Record set =>
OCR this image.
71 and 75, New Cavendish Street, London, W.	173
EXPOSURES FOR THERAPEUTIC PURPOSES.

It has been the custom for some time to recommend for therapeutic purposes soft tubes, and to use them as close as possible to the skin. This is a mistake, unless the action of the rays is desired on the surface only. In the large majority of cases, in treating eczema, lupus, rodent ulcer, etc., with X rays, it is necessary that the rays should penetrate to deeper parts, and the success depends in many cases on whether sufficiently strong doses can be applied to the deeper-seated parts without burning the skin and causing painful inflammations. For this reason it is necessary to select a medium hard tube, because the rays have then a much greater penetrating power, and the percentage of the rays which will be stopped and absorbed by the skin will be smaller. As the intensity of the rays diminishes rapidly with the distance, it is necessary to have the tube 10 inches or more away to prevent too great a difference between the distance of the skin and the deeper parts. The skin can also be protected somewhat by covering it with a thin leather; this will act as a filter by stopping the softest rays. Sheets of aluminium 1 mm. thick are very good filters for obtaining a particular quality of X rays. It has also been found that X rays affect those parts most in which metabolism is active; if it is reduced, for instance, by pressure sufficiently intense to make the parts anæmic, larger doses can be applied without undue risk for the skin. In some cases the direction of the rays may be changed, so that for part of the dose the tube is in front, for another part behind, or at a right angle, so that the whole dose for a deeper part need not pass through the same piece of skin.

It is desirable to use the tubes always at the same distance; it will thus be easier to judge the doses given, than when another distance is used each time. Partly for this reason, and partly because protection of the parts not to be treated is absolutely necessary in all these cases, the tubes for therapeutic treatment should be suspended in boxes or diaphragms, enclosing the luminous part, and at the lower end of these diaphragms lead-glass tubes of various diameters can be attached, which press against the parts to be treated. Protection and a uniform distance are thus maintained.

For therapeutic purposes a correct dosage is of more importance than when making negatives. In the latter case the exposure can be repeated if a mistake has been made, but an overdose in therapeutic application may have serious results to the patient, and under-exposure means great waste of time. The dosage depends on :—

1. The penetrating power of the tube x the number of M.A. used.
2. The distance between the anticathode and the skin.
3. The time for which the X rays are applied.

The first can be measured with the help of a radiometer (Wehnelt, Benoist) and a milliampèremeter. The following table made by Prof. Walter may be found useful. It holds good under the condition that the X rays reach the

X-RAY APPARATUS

Written problem =>
Copy each record from above without leaving any out.

Solution for this exercise =>
OCR this image.
71 and 75, New Cavendish Street, London, W.	173
EXPOSURES FOR THERAPEUTIC PURPOSES.

It has been the custom for some time to recommend for therapeutic purposes soft tubes, and to use them as close as possible to the skin. This is a mistake, unless the action of the rays is desired on the surface only. In the large majority of cases, in treating eczema, lupus, rodent ulcer, etc., with X rays, it is necessary that the rays should penetrate to deeper parts, and the success depends in many cases on whether sufficiently strong doses can be applied to the deeper-seated parts without burning the skin and causing painful inflammations. For this reason it is necessary to select a medium hard tube, because the rays have then a much greater penetrating power, and the percentage of the rays which will be stopped and absorbed by the skin will be smaller. As the intensity of the rays diminishes rapidly with the distance, it is necessary to have the tube 10 inches or more away to prevent too great a difference between the distance of the skin and the deeper parts. The skin can also be protected somewhat by covering it with a thin leather; this will act as a filter by stopping the softest rays. Sheets of aluminium 1 mm. thick are very good filters for obtaining a particular quality of X rays. It has also been found that X rays affect those parts most in which metabolism is active; if it is reduced, for instance, by pressure sufficiently intense to make the parts anæmic, larger doses can be applied without undue risk for the skin. In some cases the direction of the rays may be changed, so that for part of the dose the tube is in front, for another part behind, or at a right angle, so that the whole dose for a deeper part need not pass through the same piece of skin.

It is desirable to use the tubes always at the same distance; it will thus be easier to judge the doses given, than when another distance is used each time. Partly for this reason, and partly because protection of the parts not to be treated is absolutely necessary in all these cases, the tubes for therapeutic treatment should be suspended in boxes or diaphragms, enclosing the luminous part, and at the lower end of these diaphragms lead-glass tubes of various diameters can be attached, which press against the parts to be treated. Protection and a uniform distance are thus maintained.

For therapeutic purposes a correct dosage is of more importance than when making negatives. In the latter case the exposure can be repeated if a mistake has been made, but an overdose in therapeutic application may have serious results to the patient, and under-exposure means great waste of time. The dosage depends on :—

1. The penetrating power of the tube x the number of M.A. used.
2. The distance between the anticathode and the skin.
3. The time for which the X rays are applied.

The first can be measured with the help of a radiometer (Wehnelt, Benoist) and a milliampèremeter. The following table made by Prof. Walter may be found useful. It holds good under the condition that the X rays reach the

X-RAY APPARATUS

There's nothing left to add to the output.